Begin

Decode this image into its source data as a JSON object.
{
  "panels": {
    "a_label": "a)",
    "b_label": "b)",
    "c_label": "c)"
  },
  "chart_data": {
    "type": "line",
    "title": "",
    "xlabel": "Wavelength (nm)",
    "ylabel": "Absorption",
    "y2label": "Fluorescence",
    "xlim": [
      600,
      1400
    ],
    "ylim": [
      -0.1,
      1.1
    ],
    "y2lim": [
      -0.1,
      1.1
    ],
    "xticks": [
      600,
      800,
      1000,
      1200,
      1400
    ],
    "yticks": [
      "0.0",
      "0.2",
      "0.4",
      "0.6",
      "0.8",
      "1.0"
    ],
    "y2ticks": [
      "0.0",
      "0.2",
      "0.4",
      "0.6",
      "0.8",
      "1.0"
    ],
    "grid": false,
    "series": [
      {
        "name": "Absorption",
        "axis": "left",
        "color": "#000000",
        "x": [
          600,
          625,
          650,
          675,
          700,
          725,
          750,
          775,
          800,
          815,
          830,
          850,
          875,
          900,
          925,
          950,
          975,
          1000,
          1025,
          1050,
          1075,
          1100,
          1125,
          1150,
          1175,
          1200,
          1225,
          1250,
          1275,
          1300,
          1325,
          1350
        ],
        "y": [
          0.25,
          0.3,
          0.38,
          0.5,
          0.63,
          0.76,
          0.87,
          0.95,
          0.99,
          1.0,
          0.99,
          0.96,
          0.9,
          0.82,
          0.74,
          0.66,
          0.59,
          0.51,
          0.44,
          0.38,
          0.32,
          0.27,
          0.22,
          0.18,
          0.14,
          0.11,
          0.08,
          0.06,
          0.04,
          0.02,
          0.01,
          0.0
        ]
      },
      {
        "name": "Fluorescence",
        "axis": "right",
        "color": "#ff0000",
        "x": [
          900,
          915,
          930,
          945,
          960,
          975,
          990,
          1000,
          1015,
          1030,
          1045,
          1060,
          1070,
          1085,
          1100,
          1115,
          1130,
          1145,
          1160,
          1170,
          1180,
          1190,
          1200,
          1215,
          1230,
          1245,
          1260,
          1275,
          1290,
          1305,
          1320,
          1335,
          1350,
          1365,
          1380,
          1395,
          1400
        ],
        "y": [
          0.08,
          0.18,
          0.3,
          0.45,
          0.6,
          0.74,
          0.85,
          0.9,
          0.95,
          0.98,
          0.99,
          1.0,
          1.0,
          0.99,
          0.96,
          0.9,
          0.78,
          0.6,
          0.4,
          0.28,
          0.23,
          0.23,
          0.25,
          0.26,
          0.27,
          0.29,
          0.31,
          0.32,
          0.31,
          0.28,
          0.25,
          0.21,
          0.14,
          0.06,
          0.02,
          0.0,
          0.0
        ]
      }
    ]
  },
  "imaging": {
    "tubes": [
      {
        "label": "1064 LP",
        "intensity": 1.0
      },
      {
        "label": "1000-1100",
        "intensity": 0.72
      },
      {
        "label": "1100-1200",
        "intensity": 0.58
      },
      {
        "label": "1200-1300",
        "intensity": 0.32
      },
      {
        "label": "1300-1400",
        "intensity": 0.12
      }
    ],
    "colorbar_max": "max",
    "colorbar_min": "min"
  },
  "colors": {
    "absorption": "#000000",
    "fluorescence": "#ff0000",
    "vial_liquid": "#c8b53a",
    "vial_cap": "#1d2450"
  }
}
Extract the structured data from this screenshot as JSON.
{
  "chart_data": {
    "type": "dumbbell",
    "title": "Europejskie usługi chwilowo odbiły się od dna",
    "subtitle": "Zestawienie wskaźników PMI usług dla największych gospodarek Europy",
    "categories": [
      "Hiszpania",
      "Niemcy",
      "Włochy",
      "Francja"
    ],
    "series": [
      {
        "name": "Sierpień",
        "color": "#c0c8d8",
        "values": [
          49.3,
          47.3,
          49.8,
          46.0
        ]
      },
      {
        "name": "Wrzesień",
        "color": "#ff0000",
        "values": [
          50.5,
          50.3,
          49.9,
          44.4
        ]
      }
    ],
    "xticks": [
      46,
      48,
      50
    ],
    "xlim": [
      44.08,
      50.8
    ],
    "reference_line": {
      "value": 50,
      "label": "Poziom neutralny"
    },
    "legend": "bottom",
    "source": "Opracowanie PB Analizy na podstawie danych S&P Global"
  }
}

End

[EXERCISE DESCRIPTION]: Reproduce the material verbatim, line by line.

[FULL ANSWER]:
Decode this image into its source data as a JSON object.
{
  "panels": {
    "a_label": "a)",
    "b_label": "b)",
    "c_label": "c)"
  },
  "chart_data": {
    "type": "line",
    "title": "",
    "xlabel": "Wavelength (nm)",
    "ylabel": "Absorption",
    "y2label": "Fluorescence",
    "xlim": [
      600,
      1400
    ],
    "ylim": [
      -0.1,
      1.1
    ],
    "y2lim": [
      -0.1,
      1.1
    ],
    "xticks": [
      600,
      800,
      1000,
      1200,
      1400
    ],
    "yticks": [
      "0.0",
      "0.2",
      "0.4",
      "0.6",
      "0.8",
      "1.0"
    ],
    "y2ticks": [
      "0.0",
      "0.2",
      "0.4",
      "0.6",
      "0.8",
      "1.0"
    ],
    "grid": false,
    "series": [
      {
        "name": "Absorption",
        "axis": "left",
        "color": "#000000",
        "x": [
          600,
          625,
          650,
          675,
          700,
          725,
          750,
          775,
          800,
          815,
          830,
          850,
          875,
          900,
          925,
          950,
          975,
          1000,
          1025,
          1050,
          1075,
          1100,
          1125,
          1150,
          1175,
          1200,
          1225,
          1250,
          1275,
          1300,
          1325,
          1350
        ],
        "y": [
          0.25,
          0.3,
          0.38,
          0.5,
          0.63,
          0.76,
          0.87,
          0.95,
          0.99,
          1.0,
          0.99,
          0.96,
          0.9,
          0.82,
          0.74,
          0.66,
          0.59,
          0.51,
          0.44,
          0.38,
          0.32,
          0.27,
          0.22,
          0.18,
          0.14,
          0.11,
          0.08,
          0.06,
          0.04,
          0.02,
          0.01,
          0.0
        ]
      },
      {
        "name": "Fluorescence",
        "axis": "right",
        "color": "#ff0000",
        "x": [
          900,
          915,
          930,
          945,
          960,
          975,
          990,
          1000,
          1015,
          1030,
          1045,
          1060,
          1070,
          1085,
          1100,
          1115,
          1130,
          1145,
          1160,
          1170,
          1180,
          1190,
          1200,
          1215,
          1230,
          1245,
          1260,
          1275,
          1290,
          1305,
          1320,
          1335,
          1350,
          1365,
          1380,
          1395,
          1400
        ],
        "y": [
          0.08,
          0.18,
          0.3,
          0.45,
          0.6,
          0.74,
          0.85,
          0.9,
          0.95,
          0.98,
          0.99,
          1.0,
          1.0,
          0.99,
          0.96,
          0.9,
          0.78,
          0.6,
          0.4,
          0.28,
          0.23,
          0.23,
          0.25,
          0.26,
          0.27,
          0.29,
          0.31,
          0.32,
          0.31,
          0.28,
          0.25,
          0.21,
          0.14,
          0.06,
          0.02,
          0.0,
          0.0
        ]
      }
    ]
  },
  "imaging": {
    "tubes": [
      {
        "label": "1064 LP",
        "intensity": 1.0
      },
      {
        "label": "1000-1100",
        "intensity": 0.72
      },
      {
        "label": "1100-1200",
        "intensity": 0.58
      },
      {
        "label": "1200-1300",
        "intensity": 0.32
      },
      {
        "label": "1300-1400",
        "intensity": 0.12
      }
    ],
    "colorbar_max": "max",
    "colorbar_min": "min"
  },
  "colors": {
    "absorption": "#000000",
    "fluorescence": "#ff0000",
    "vial_liquid": "#c8b53a",
    "vial_cap": "#1d2450"
  }
}
Extract the structured data from this screenshot as JSON.
{
  "chart_data": {
    "type": "dumbbell",
    "title": "Europejskie usługi chwilowo odbiły się od dna",
    "subtitle": "Zestawienie wskaźników PMI usług dla największych gospodarek Europy",
    "categories": [
      "Hiszpania",
      "Niemcy",
      "Włochy",
      "Francja"
    ],
    "series": [
      {
        "name": "Sierpień",
        "color": "#c0c8d8",
        "values": [
          49.3,
          47.3,
          49.8,
          46.0
        ]
      },
      {
        "name": "Wrzesień",
        "color": "#ff0000",
        "values": [
          50.5,
          50.3,
          49.9,
          44.4
        ]
      }
    ],
    "xticks": [
      46,
      48,
      50
    ],
    "xlim": [
      44.08,
      50.8
    ],
    "reference_line": {
      "value": 50,
      "label": "Poziom neutralny"
    },
    "legend": "bottom",
    "source": "Opracowanie PB Analizy na podstawie danych S&P Global"
  }
}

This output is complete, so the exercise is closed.